» REQUIRED WORK
Where a line holds the string "Salary", return that line.

(Saved entries)

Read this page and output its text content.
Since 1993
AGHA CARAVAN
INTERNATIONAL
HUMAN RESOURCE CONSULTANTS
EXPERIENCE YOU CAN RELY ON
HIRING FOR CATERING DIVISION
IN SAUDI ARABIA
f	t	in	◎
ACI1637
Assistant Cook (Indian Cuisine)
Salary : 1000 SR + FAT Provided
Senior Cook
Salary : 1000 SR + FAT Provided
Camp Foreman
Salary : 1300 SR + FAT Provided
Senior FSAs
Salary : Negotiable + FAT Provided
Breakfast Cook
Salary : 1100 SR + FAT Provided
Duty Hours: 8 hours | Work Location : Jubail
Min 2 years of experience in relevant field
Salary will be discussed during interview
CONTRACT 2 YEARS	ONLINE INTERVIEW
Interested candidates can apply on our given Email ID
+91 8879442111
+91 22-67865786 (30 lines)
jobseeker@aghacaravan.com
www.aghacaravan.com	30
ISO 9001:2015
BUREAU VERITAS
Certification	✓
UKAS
---
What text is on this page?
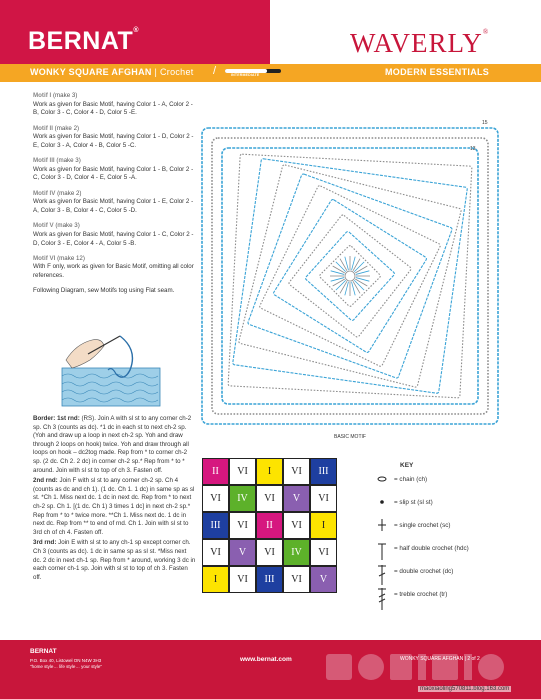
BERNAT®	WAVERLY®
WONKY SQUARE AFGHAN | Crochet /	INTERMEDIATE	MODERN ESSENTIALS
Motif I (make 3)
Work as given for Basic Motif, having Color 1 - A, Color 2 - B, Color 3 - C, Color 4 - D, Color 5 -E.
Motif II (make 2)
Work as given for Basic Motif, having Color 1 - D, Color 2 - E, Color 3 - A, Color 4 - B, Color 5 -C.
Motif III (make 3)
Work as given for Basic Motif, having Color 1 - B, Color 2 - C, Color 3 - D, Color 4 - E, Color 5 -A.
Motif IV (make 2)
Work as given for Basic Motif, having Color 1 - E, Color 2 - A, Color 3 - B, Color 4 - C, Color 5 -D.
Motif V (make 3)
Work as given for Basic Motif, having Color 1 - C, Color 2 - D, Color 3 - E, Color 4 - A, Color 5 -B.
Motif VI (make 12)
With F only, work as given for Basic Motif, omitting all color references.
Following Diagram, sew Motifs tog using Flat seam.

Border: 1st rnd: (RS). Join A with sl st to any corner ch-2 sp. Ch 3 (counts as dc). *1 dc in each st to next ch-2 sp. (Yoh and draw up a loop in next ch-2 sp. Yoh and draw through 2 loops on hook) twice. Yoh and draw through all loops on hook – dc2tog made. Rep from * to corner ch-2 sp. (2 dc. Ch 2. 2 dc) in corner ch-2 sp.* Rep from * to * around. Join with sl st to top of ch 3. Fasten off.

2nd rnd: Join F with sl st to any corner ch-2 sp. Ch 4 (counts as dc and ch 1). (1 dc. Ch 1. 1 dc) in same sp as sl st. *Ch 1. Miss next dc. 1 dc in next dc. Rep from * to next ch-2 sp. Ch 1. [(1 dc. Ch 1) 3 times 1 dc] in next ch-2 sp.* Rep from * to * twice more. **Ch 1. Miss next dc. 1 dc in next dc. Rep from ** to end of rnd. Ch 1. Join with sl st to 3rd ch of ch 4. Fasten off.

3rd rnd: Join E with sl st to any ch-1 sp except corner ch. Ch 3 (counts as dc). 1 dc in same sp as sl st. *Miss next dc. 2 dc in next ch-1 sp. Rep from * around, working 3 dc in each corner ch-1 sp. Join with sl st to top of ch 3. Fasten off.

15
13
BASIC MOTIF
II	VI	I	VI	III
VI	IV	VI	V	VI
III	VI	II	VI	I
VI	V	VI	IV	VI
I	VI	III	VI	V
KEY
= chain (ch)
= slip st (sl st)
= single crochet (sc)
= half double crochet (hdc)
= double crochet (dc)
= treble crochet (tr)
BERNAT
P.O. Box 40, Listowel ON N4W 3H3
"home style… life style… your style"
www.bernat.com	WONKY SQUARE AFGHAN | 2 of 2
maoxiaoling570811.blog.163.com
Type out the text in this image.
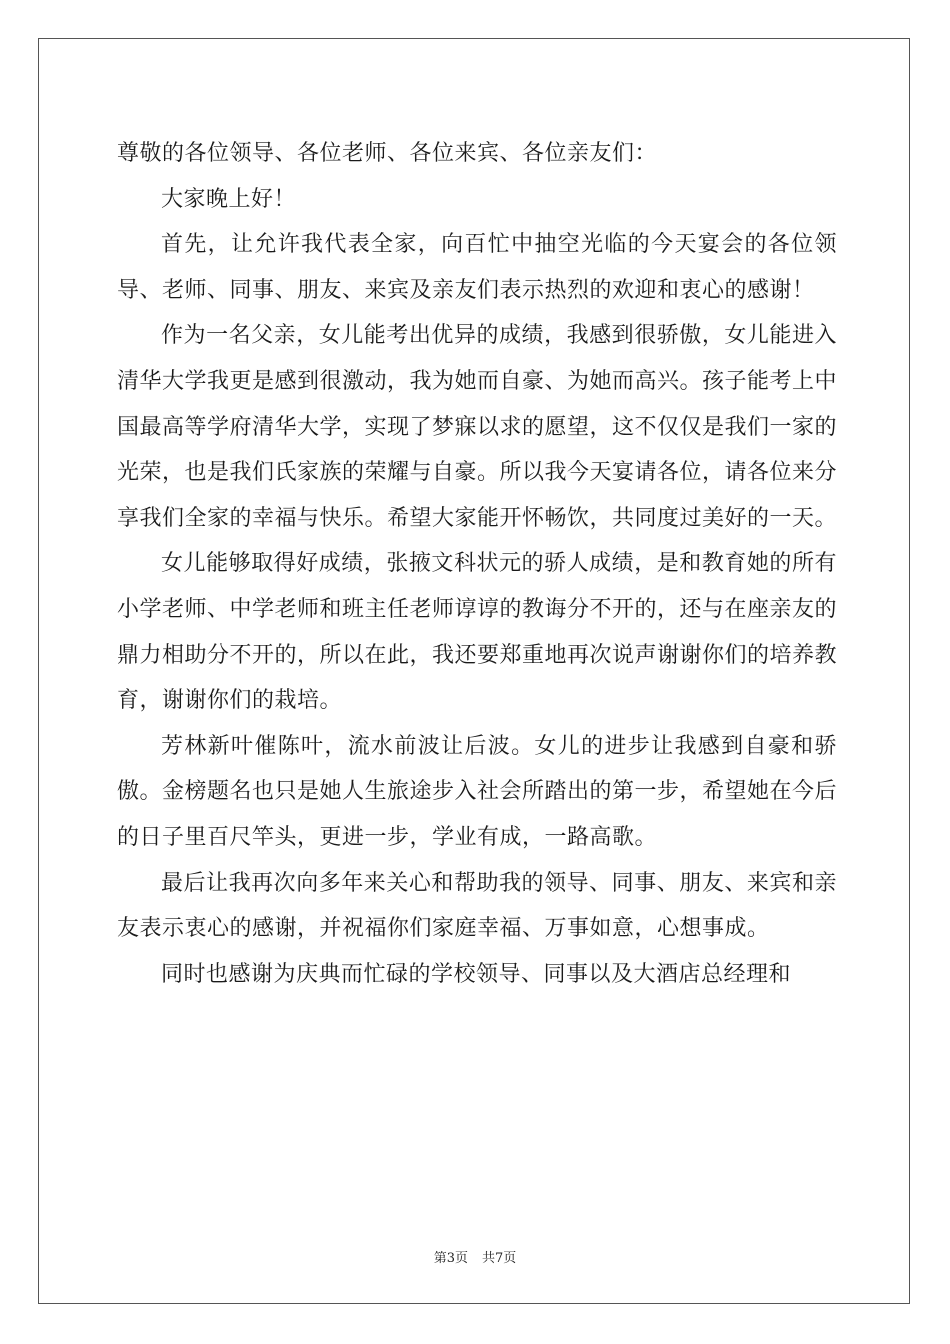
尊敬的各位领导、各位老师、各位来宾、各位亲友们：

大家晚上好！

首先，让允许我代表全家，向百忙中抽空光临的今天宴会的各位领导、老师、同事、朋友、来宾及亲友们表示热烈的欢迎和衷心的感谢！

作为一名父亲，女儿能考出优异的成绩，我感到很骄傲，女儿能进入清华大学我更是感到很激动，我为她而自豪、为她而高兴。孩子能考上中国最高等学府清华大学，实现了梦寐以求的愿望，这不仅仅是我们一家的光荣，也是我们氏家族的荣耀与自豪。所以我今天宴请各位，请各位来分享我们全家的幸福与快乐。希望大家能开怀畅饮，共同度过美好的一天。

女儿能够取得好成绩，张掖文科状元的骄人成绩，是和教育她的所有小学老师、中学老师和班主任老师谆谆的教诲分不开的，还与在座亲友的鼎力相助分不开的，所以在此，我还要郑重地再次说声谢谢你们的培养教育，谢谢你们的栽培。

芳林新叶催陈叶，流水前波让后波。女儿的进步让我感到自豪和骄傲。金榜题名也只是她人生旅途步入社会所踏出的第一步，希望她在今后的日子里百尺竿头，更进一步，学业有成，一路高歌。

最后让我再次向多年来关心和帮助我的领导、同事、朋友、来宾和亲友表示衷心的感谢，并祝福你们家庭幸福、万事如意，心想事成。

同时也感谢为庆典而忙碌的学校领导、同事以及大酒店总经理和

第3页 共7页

» ANSWER FOR THE TASK
Salary : 1000 SR + FAT Provided
Salary : 1000 SR + FAT Provided
Salary : 1300 SR + FAT Provided
Salary : Negotiable + FAT Provided
Salary : 1100 SR + FAT Provided
Salary will be discussed during interview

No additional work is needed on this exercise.